I think You’re a moron for typing all of that.


----------



## OpenSights (Mar 23, 2015)

mrclark said:


> @Logtec what you mean?


Do you think you belong here? If so, why would you not follow the rules? Why would you post on a thread where the OP has been band because he doesn’t belong here?









GUIDELINES TO POST AN INTRODUCTION


In order to join this community you need to demonstrate you are a professional in the trades outlined in the rules. We ask you to post an introduction. Are you an employee, apprentice, journeyman, business owner? Tell us if you had to go to trade school. How long? How many hours or...




www.plumbingzone.com


----------



## skoronesa (Oct 27, 2015)

Logtec said:


> I think You’re a moron for typing all of that.


I think it was an "A.I." generated post.


----------



## OpenSights (Mar 23, 2015)

skoronesa said:


> I think it was an "A.I." generated post.


No doubt, but we’ve been warned to play nice….


----------



## Debo22 (Feb 15, 2015)

OpenSights said:


> No doubt, but we’ve been warned to play nice….


That doesn’t sound boring at all. They probably want to make this place all inclusive to appease the 2% instead of the 98%. Maybe we should start helping the DIY and totally run this site into the ground.

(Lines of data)
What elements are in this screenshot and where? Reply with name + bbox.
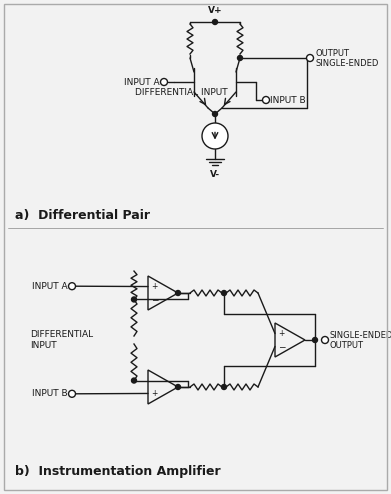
Text: b)  Instrumentation Amplifier: b) Instrumentation Amplifier (15, 465, 221, 479)
Text: DIFFERENTIAL INPUT: DIFFERENTIAL INPUT (135, 87, 228, 96)
Circle shape (212, 112, 217, 117)
Text: V+: V+ (208, 6, 222, 15)
Circle shape (237, 55, 242, 60)
Circle shape (212, 19, 217, 25)
Circle shape (176, 290, 181, 295)
Text: DIFFERENTIAL
INPUT: DIFFERENTIAL INPUT (30, 330, 93, 350)
Text: INPUT A: INPUT A (124, 78, 160, 86)
Text: INPUT B: INPUT B (270, 95, 306, 105)
Circle shape (221, 290, 226, 295)
Text: a)  Differential Pair: a) Differential Pair (15, 208, 150, 221)
Text: INPUT B: INPUT B (32, 389, 68, 398)
Circle shape (68, 283, 75, 289)
Circle shape (262, 96, 269, 104)
Text: V-: V- (210, 170, 220, 179)
Circle shape (176, 384, 181, 389)
Circle shape (131, 297, 136, 302)
Circle shape (312, 337, 317, 342)
Circle shape (321, 336, 328, 343)
Text: SINGLE-ENDED: SINGLE-ENDED (330, 330, 391, 339)
Circle shape (221, 384, 226, 389)
Text: +: + (278, 329, 285, 338)
Circle shape (202, 123, 228, 149)
Text: −: − (151, 376, 158, 385)
Text: INPUT A: INPUT A (32, 282, 68, 290)
Text: +: + (151, 282, 158, 291)
Circle shape (307, 54, 314, 61)
Text: OUTPUT: OUTPUT (330, 340, 364, 349)
Circle shape (160, 79, 167, 85)
Text: −: − (278, 342, 285, 351)
Circle shape (131, 378, 136, 383)
Text: OUTPUT: OUTPUT (315, 48, 349, 57)
Text: −: − (151, 295, 158, 304)
Text: SINGLE-ENDED: SINGLE-ENDED (315, 58, 378, 68)
Circle shape (68, 390, 75, 397)
Text: +: + (151, 389, 158, 398)
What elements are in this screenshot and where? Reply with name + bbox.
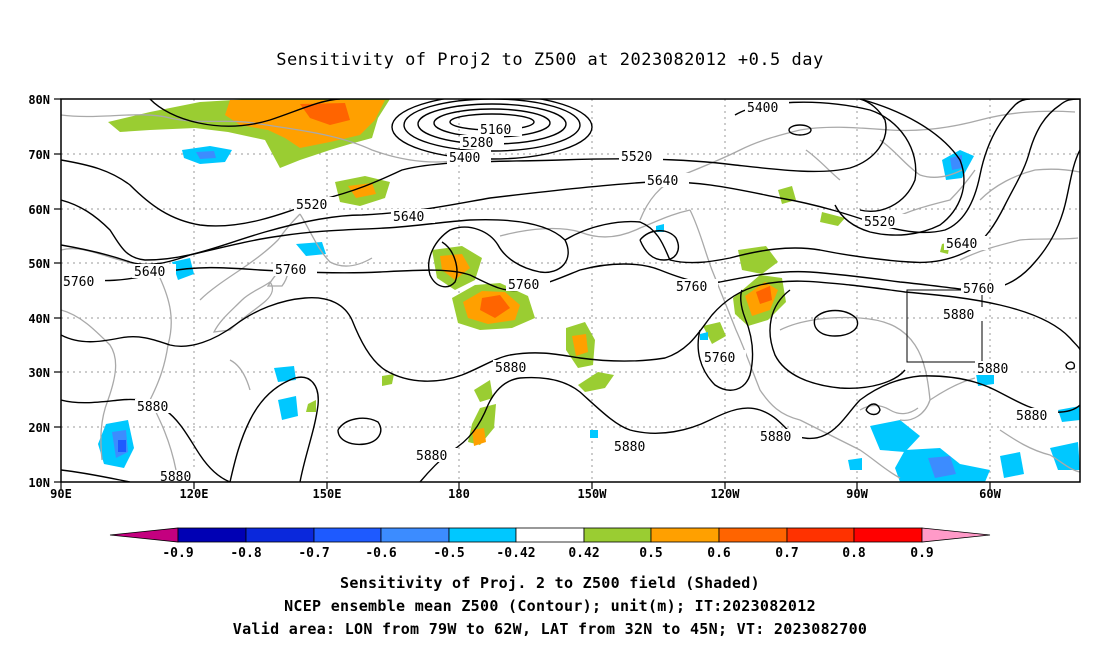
lat-label: 30N (28, 366, 50, 380)
contour-label: 5880 (614, 440, 645, 455)
lon-label: 90W (846, 487, 868, 501)
contour-label: 5520 (864, 215, 895, 230)
contour-label: 5760 (275, 263, 306, 278)
caption-line-3: Valid area: LON from 79W to 62W, LAT fro… (232, 620, 868, 638)
colorbar-label: 0.8 (842, 546, 866, 561)
colorbar-swatch (177, 527, 247, 543)
lat-label: 80N (28, 93, 50, 107)
contour-labels: 5400 5160 5280 5400 5520 5640 5520 5640 … (61, 101, 1058, 485)
contour-label: 5760 (704, 351, 735, 366)
colorbar-label: -0.9 (162, 546, 193, 561)
colorbar-label: 0.7 (775, 546, 798, 561)
contour-label: 5640 (647, 174, 678, 189)
lon-label: 150W (578, 487, 608, 501)
colorbar-label: -0.5 (433, 546, 464, 561)
shaded-sensitivity-negative (98, 146, 1080, 482)
axis-ticks (54, 98, 991, 489)
coastlines (61, 110, 1080, 479)
contour-label: 5400 (747, 101, 778, 116)
lon-label: 180 (448, 487, 470, 501)
contour-label: 5160 (480, 123, 511, 138)
z500-contours (61, 99, 1080, 482)
lat-label: 10N (28, 476, 50, 490)
colorbar-swatch (448, 527, 517, 543)
latitude-labels: 80N 70N 60N 50N 40N 30N 20N 10N (28, 93, 50, 490)
contour-label: 5640 (393, 210, 424, 225)
contour-label: 5400 (449, 151, 480, 166)
lon-label: 90E (50, 487, 72, 501)
lat-label: 50N (28, 257, 50, 271)
lat-label: 70N (28, 148, 50, 162)
contour-label: 5640 (946, 237, 977, 252)
colorbar-swatch (380, 527, 450, 543)
contour-label: 5520 (296, 198, 327, 213)
colorbar-label: 0.42 (568, 546, 599, 561)
colorbar (109, 527, 991, 543)
lon-label: 120E (180, 487, 209, 501)
colorbar-label: -0.8 (230, 546, 261, 561)
grid-lines (61, 99, 1080, 482)
plot-frame (60, 98, 1081, 483)
colorbar-swatch (515, 527, 585, 543)
contour-label: 5880 (416, 449, 447, 464)
caption-line-1: Sensitivity of Proj. 2 to Z500 field (Sh… (340, 574, 760, 592)
colorbar-label: -0.7 (298, 546, 329, 561)
lon-label: 120W (711, 487, 741, 501)
contour-label: 5760 (63, 275, 94, 290)
contour-label: 5880 (1016, 409, 1047, 424)
colorbar-label: -0.42 (496, 546, 535, 561)
contour-label: 5760 (676, 280, 707, 295)
colorbar-swatch (786, 527, 855, 543)
contour-label: 5880 (977, 362, 1008, 377)
contour-label: 5880 (760, 430, 791, 445)
valid-area-box (906, 289, 983, 363)
colorbar-swatch (853, 527, 923, 543)
lat-label: 20N (28, 421, 50, 435)
lat-label: 60N (28, 203, 50, 217)
contour-label: 5880 (137, 400, 168, 415)
colorbar-label: -0.6 (365, 546, 396, 561)
colorbar-swatch (583, 527, 652, 543)
colorbar-labels: -0.9 -0.8 -0.7 -0.6 -0.5 -0.42 0.42 0.5 … (162, 546, 933, 561)
caption-line-2: NCEP ensemble mean Z500 (Contour); unit(… (284, 597, 816, 615)
lat-label: 40N (28, 312, 50, 326)
contour-label: 5520 (621, 150, 652, 165)
contour-label: 5640 (134, 265, 165, 280)
contour-label: 5880 (943, 308, 974, 323)
colorbar-swatch (313, 527, 382, 543)
map-title: Sensitivity of Proj2 to Z500 at 20230820… (276, 50, 824, 70)
colorbar-swatch (245, 527, 315, 543)
lon-label: 150E (313, 487, 342, 501)
colorbar-label: 0.9 (910, 546, 933, 561)
colorbar-swatch (650, 527, 720, 543)
colorbar-label: 0.6 (707, 546, 731, 561)
contour-label: 5880 (160, 470, 191, 485)
longitude-labels: 90E 120E 150E 180 150W 120W 90W 60W (50, 487, 1001, 501)
colorbar-label: 0.5 (639, 546, 662, 561)
contour-label: 5880 (495, 361, 526, 376)
contour-label: 5760 (963, 282, 994, 297)
colorbar-high-triangle (921, 527, 991, 543)
lon-label: 60W (979, 487, 1001, 501)
contour-label: 5280 (462, 136, 493, 151)
colorbar-swatch (718, 527, 788, 543)
contour-label: 5760 (508, 278, 539, 293)
colorbar-low-triangle (109, 527, 179, 543)
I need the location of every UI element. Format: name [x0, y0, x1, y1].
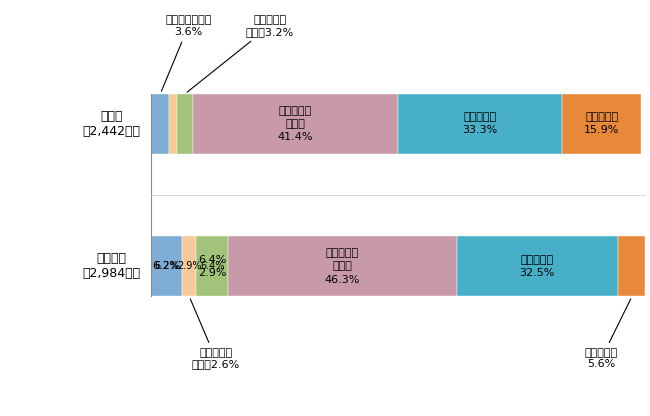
Text: わからない
5.6%: わからない 5.6% [585, 299, 630, 369]
Text: 高校２年生
の時点3.2%: 高校２年生 の時点3.2% [187, 15, 294, 92]
Bar [151, 236, 182, 297]
Text: 高校１年生
の時点2.6%: 高校１年生 の時点2.6% [190, 299, 240, 369]
Text: 2.9%: 2.9% [177, 261, 202, 272]
Bar [228, 236, 457, 297]
Bar [562, 94, 641, 154]
Text: 高校卒業後
33.3%: 高校卒業後 33.3% [462, 112, 498, 135]
Bar [398, 94, 562, 154]
Bar [182, 236, 196, 297]
Bar [618, 236, 645, 297]
Bar [196, 236, 228, 297]
Text: 高校入学より前
3.6%: 高校入学より前 3.6% [161, 15, 212, 91]
Bar [457, 236, 618, 297]
Bar [151, 94, 169, 154]
Text: わからない
15.9%: わからない 15.9% [584, 112, 619, 135]
Bar [177, 94, 193, 154]
Text: 6.2%: 6.2% [153, 261, 181, 272]
Text: 高校３年生
の時点
41.4%: 高校３年生 の時点 41.4% [278, 106, 313, 142]
Text: 6.4%
2.9%: 6.4% 2.9% [198, 255, 226, 278]
Bar [193, 94, 398, 154]
Text: 6.4%: 6.4% [200, 261, 224, 272]
Text: 高校３年生
の時点
46.3%: 高校３年生 の時点 46.3% [325, 248, 360, 285]
Text: 高校卒業後
32.5%: 高校卒業後 32.5% [519, 255, 555, 278]
Text: 6.2%: 6.2% [155, 261, 179, 272]
Bar [169, 94, 177, 154]
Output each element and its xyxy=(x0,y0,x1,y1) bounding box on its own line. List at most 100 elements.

## PARTS OF THE EXERCISE
a: In the plumbing forum thread, what do the introduction guidelines say a person must demonstrate to join the community?
b: Pick up the plumbing forum thread where it stops and write the next reply.
The rows were taken from a separate source.

## ANSWERS TO THE TASKS
a: That they are a professional in the trades outlined in the rules.

b:
----------



## OpenSights (Mar 23, 2015)

Debo22 said:


> That doesn’t sound boring at all. They probably want to make this place all inclusive to appease the 2% instead of the 98%. Maybe we should start helping the DIY and totally run this site into the ground.


Still pro only, but niceness still applies to HO and DIY. We just need to politely tell them to go elsewhere. ✌


----------



## Debo22 (Feb 15, 2015)

OpenSights said:


> Still pro only, but niceness still applies to HO and DIY. We just need to politely tell them to go elsewhere. ✌


Nope


----------



## sparky (Jan 8, 2014)

I tell them where to go alright lolololo


----------



## skoronesa (Oct 27, 2015)

sparky said:


> I tell them where to go alright lolololo


Florida! They'll get the hint.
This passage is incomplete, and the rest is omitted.